Return each line of the material verbatim.

- **Information given**:
•••
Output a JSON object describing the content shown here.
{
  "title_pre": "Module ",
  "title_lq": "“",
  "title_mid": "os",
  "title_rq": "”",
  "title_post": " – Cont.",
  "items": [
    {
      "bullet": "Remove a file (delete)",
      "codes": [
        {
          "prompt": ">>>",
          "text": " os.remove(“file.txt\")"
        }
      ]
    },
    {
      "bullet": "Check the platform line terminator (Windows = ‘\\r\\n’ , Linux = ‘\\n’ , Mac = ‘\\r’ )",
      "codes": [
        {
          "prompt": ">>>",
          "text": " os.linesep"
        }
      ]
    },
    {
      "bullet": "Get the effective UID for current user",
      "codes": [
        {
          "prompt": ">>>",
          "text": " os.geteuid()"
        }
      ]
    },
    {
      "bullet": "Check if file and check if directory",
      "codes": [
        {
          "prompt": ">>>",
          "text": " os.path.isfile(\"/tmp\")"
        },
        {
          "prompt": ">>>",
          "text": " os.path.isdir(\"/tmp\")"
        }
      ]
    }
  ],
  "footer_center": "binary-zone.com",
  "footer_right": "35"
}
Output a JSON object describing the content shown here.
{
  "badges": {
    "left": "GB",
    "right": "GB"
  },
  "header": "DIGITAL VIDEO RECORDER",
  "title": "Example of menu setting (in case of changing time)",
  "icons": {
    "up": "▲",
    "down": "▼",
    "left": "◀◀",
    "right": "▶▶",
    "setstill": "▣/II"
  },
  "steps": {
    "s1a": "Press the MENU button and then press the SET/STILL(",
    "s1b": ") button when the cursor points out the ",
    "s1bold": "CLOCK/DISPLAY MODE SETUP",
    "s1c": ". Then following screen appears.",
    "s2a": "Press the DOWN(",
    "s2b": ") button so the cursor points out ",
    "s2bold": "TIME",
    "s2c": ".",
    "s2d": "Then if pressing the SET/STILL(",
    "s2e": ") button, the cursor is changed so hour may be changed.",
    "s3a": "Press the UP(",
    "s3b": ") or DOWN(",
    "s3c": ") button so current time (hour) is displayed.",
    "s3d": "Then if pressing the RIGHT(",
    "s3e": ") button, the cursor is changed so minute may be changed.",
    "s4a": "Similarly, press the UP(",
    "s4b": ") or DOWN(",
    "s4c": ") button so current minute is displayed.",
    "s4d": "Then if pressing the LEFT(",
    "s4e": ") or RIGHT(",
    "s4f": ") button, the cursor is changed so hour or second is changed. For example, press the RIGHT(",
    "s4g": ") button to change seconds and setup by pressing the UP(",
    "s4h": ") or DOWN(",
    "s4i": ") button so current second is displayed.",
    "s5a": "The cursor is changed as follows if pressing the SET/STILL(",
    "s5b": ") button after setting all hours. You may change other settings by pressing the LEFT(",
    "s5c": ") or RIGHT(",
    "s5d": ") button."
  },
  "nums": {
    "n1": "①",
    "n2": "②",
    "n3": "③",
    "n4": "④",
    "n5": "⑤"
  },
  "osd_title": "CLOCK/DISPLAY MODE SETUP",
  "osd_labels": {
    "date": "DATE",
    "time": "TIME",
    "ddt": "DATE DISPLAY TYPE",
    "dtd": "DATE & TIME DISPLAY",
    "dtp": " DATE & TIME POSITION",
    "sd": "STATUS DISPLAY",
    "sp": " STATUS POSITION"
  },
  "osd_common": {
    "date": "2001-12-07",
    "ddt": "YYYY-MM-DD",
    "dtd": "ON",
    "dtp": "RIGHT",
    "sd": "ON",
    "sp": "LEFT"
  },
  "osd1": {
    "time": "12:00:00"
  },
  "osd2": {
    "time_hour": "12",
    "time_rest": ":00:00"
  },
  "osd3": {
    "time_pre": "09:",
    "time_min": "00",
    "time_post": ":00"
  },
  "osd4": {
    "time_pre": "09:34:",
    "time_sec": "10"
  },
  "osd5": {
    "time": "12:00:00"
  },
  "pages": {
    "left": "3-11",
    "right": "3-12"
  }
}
•••
- **Task output**:
Output a JSON object describing the content shown here.
{
  "title_pre": "Module ",
  "title_lq": "“",
  "title_mid": "os",
  "title_rq": "”",
  "title_post": " – Cont.",
  "items": [
    {
      "bullet": "Remove a file (delete)",
      "codes": [
        {
          "prompt": ">>>",
          "text": " os.remove(“file.txt\")"
        }
      ]
    },
    {
      "bullet": "Check the platform line terminator (Windows = ‘\\r\\n’ , Linux = ‘\\n’ , Mac = ‘\\r’ )",
      "codes": [
        {
          "prompt": ">>>",
          "text": " os.linesep"
        }
      ]
    },
    {
      "bullet": "Get the effective UID for current user",
      "codes": [
        {
          "prompt": ">>>",
          "text": " os.geteuid()"
        }
      ]
    },
    {
      "bullet": "Check if file and check if directory",
      "codes": [
        {
          "prompt": ">>>",
          "text": " os.path.isfile(\"/tmp\")"
        },
        {
          "prompt": ">>>",
          "text": " os.path.isdir(\"/tmp\")"
        }
      ]
    }
  ],
  "footer_center": "binary-zone.com",
  "footer_right": "35"
}
Output a JSON object describing the content shown here.
{
  "badges": {
    "left": "GB",
    "right": "GB"
  },
  "header": "DIGITAL VIDEO RECORDER",
  "title": "Example of menu setting (in case of changing time)",
  "icons": {
    "up": "▲",
    "down": "▼",
    "left": "◀◀",
    "right": "▶▶",
    "setstill": "▣/II"
  },
  "steps": {
    "s1a": "Press the MENU button and then press the SET/STILL(",
    "s1b": ") button when the cursor points out the ",
    "s1bold": "CLOCK/DISPLAY MODE SETUP",
    "s1c": ". Then following screen appears.",
    "s2a": "Press the DOWN(",
    "s2b": ") button so the cursor points out ",
    "s2bold": "TIME",
    "s2c": ".",
    "s2d": "Then if pressing the SET/STILL(",
    "s2e": ") button, the cursor is changed so hour may be changed.",
    "s3a": "Press the UP(",
    "s3b": ") or DOWN(",
    "s3c": ") button so current time (hour) is displayed.",
    "s3d": "Then if pressing the RIGHT(",
    "s3e": ") button, the cursor is changed so minute may be changed.",
    "s4a": "Similarly, press the UP(",
    "s4b": ") or DOWN(",
    "s4c": ") button so current minute is displayed.",
    "s4d": "Then if pressing the LEFT(",
    "s4e": ") or RIGHT(",
    "s4f": ") button, the cursor is changed so hour or second is changed. For example, press the RIGHT(",
    "s4g": ") button to change seconds and setup by pressing the UP(",
    "s4h": ") or DOWN(",
    "s4i": ") button so current second is displayed.",
    "s5a": "The cursor is changed as follows if pressing the SET/STILL(",
    "s5b": ") button after setting all hours. You may change other settings by pressing the LEFT(",
    "s5c": ") or RIGHT(",
    "s5d": ") button."
  },
  "nums": {
    "n1": "①",
    "n2": "②",
    "n3": "③",
    "n4": "④",
    "n5": "⑤"
  },
  "osd_title": "CLOCK/DISPLAY MODE SETUP",
  "osd_labels": {
    "date": "DATE",
    "time": "TIME",
    "ddt": "DATE DISPLAY TYPE",
    "dtd": "DATE & TIME DISPLAY",
    "dtp": " DATE & TIME POSITION",
    "sd": "STATUS DISPLAY",
    "sp": " STATUS POSITION"
  },
  "osd_common": {
    "date": "2001-12-07",
    "ddt": "YYYY-MM-DD",
    "dtd": "ON",
    "dtp": "RIGHT",
    "sd": "ON",
    "sp": "LEFT"
  },
  "osd1": {
    "time": "12:00:00"
  },
  "osd2": {
    "time_hour": "12",
    "time_rest": ":00:00"
  },
  "osd3": {
    "time_pre": "09:",
    "time_min": "00",
    "time_post": ":00"
  },
  "osd4": {
    "time_pre": "09:34:",
    "time_sec": "10"
  },
  "osd5": {
    "time": "12:00:00"
  },
  "pages": {
    "left": "3-11",
    "right": "3-12"
  }
}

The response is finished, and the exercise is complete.